Directions for this task: Look through the lines and report how many include the word "Model", giving nothing but the number.

Begin

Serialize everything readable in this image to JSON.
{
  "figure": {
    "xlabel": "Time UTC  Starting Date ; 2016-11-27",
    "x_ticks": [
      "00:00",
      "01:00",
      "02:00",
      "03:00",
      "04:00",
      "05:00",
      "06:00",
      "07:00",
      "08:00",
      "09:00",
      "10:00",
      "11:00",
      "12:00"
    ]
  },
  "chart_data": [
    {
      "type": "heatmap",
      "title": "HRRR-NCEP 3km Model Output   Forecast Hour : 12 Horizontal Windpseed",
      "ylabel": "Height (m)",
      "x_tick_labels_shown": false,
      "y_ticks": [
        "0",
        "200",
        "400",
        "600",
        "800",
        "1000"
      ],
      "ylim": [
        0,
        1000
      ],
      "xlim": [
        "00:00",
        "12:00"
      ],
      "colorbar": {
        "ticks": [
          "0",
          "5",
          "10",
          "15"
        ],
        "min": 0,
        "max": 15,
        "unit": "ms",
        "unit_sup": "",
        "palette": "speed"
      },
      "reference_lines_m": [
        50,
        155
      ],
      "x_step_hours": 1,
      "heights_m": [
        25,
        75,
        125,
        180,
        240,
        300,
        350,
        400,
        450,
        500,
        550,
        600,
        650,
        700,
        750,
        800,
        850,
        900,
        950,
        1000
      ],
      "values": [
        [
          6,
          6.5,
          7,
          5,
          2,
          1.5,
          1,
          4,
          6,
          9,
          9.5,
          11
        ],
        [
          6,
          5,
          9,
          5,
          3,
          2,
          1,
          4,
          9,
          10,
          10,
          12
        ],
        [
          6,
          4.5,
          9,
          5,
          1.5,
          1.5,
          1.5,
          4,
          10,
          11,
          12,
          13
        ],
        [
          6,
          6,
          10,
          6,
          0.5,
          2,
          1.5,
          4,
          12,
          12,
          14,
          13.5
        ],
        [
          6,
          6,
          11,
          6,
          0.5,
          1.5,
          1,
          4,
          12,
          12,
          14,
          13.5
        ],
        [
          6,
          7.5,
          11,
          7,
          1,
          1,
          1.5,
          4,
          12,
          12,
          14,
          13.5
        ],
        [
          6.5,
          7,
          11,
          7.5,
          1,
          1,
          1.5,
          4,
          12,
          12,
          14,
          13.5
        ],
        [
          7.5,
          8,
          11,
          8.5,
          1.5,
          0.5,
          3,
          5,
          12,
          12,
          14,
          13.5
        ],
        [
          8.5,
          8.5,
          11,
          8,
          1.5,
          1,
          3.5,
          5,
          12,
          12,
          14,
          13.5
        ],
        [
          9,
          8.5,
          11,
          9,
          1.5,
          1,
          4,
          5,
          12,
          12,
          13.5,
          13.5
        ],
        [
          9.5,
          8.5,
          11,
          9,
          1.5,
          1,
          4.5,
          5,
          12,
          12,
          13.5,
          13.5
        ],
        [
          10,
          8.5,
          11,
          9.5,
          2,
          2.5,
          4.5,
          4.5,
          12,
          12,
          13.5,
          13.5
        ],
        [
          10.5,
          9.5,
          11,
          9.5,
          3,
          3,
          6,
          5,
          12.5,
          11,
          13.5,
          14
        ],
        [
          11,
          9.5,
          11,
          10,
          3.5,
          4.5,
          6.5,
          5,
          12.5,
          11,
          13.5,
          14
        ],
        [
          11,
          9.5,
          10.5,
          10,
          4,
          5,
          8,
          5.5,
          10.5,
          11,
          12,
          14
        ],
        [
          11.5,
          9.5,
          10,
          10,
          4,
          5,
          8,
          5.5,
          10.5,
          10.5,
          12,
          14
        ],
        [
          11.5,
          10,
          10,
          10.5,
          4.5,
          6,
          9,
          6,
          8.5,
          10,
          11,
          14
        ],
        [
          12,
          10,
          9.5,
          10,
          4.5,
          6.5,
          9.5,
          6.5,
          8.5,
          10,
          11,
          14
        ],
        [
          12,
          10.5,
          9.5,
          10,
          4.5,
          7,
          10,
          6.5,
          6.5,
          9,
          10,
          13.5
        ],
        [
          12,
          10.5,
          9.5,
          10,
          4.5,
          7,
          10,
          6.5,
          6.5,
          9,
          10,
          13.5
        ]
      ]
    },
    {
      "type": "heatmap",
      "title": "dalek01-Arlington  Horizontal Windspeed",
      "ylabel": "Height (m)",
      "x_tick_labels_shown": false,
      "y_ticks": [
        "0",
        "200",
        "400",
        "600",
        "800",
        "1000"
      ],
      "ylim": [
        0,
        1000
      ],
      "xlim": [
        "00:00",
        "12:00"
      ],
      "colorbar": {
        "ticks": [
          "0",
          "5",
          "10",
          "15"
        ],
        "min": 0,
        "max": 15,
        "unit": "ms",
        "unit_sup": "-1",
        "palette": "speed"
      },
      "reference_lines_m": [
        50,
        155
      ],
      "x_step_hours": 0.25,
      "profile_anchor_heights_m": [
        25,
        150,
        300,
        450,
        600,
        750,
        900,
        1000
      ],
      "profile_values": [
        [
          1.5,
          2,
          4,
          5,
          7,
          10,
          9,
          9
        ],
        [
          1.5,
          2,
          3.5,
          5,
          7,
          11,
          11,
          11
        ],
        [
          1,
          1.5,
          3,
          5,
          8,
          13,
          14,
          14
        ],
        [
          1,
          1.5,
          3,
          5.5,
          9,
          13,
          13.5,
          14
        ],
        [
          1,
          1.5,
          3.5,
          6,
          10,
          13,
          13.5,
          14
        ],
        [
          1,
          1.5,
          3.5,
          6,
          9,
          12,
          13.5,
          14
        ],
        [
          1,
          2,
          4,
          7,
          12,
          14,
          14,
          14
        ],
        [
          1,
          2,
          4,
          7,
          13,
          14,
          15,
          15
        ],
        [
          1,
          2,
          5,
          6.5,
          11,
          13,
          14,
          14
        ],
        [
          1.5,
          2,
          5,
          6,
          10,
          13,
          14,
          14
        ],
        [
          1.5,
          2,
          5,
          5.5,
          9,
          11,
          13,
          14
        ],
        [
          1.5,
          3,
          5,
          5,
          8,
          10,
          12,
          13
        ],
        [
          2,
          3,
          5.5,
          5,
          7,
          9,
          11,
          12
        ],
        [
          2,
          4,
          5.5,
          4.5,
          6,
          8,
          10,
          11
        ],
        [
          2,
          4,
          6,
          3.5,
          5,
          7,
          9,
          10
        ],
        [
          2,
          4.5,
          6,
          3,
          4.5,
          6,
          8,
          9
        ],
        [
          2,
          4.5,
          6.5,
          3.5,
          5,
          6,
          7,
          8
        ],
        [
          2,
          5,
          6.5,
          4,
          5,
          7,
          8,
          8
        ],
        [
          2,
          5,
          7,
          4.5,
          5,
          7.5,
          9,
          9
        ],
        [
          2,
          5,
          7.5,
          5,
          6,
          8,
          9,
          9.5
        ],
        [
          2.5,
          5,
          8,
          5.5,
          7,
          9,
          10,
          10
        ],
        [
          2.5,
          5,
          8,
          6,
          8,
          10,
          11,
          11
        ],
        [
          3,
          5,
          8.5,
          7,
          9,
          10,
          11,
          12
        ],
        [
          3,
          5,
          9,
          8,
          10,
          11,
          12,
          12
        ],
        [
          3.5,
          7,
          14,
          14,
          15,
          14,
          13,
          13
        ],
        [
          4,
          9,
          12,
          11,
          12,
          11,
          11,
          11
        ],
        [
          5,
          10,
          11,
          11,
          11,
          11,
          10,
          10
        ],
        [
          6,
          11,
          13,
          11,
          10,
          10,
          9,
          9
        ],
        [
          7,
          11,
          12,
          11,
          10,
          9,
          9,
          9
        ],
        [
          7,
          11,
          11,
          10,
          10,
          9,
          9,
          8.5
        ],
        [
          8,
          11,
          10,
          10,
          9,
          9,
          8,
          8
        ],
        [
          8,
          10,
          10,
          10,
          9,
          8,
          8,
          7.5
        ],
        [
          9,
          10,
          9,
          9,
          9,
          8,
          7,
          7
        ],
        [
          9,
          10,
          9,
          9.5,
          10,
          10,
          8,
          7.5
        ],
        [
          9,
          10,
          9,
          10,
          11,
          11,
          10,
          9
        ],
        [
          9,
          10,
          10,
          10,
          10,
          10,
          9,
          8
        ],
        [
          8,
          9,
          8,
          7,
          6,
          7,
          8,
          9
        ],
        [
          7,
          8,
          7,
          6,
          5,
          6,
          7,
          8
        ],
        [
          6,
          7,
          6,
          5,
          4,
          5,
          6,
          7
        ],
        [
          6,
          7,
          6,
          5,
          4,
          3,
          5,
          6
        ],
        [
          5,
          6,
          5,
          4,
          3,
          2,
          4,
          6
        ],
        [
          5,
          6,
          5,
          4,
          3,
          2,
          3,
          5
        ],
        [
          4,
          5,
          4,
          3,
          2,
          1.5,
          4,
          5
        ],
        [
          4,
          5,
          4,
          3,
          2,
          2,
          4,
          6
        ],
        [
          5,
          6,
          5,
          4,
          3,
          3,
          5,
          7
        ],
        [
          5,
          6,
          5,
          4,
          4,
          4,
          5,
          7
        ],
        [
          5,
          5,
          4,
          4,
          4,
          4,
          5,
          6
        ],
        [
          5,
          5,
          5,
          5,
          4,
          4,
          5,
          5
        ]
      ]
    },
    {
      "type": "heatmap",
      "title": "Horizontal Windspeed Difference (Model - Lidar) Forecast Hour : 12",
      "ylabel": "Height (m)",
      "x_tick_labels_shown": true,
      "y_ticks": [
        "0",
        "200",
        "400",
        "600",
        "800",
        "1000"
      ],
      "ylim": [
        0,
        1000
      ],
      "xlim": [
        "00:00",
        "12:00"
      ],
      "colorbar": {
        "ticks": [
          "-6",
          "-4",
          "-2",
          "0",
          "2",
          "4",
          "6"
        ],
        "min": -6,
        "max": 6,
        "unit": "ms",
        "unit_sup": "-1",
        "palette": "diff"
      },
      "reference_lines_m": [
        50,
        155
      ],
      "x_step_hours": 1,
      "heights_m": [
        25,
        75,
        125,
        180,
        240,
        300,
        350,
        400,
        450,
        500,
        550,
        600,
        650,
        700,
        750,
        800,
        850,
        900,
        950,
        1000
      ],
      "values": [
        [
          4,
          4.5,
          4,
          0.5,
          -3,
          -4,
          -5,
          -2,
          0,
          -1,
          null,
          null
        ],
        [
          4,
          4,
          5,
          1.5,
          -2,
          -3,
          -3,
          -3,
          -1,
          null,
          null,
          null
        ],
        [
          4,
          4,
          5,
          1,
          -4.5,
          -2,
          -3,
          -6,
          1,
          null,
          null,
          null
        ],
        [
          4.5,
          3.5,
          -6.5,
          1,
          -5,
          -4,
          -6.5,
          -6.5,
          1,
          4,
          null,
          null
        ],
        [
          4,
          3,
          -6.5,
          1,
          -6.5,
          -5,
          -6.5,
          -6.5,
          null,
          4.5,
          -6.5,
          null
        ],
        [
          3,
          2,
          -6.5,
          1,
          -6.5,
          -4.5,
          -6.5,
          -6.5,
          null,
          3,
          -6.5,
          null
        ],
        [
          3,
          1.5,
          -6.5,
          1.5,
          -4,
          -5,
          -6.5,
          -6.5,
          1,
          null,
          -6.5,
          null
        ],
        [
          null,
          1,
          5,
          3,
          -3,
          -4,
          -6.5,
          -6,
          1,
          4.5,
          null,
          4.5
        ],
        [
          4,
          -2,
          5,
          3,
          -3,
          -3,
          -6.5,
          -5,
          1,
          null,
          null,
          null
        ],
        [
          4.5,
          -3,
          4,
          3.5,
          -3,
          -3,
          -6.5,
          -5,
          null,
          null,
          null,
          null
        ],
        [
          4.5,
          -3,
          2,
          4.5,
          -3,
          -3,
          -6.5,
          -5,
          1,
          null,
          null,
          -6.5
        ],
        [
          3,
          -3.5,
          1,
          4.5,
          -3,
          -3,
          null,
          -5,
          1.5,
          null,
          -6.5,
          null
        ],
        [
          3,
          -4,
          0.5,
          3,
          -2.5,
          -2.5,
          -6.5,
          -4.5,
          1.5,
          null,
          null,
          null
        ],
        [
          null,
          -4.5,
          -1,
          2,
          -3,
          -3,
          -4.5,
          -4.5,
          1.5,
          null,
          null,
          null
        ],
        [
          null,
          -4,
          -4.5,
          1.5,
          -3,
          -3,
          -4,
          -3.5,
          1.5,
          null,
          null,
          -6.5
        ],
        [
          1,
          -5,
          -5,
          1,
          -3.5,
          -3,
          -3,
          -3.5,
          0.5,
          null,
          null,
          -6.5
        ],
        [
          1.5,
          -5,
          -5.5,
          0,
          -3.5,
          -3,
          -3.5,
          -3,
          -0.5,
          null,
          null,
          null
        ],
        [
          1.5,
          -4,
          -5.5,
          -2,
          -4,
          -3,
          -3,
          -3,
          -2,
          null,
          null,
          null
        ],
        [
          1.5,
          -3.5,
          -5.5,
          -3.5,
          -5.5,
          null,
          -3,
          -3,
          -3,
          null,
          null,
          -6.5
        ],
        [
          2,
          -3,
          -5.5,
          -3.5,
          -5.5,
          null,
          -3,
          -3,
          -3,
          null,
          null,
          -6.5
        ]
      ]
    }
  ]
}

End

Answer to the task: 2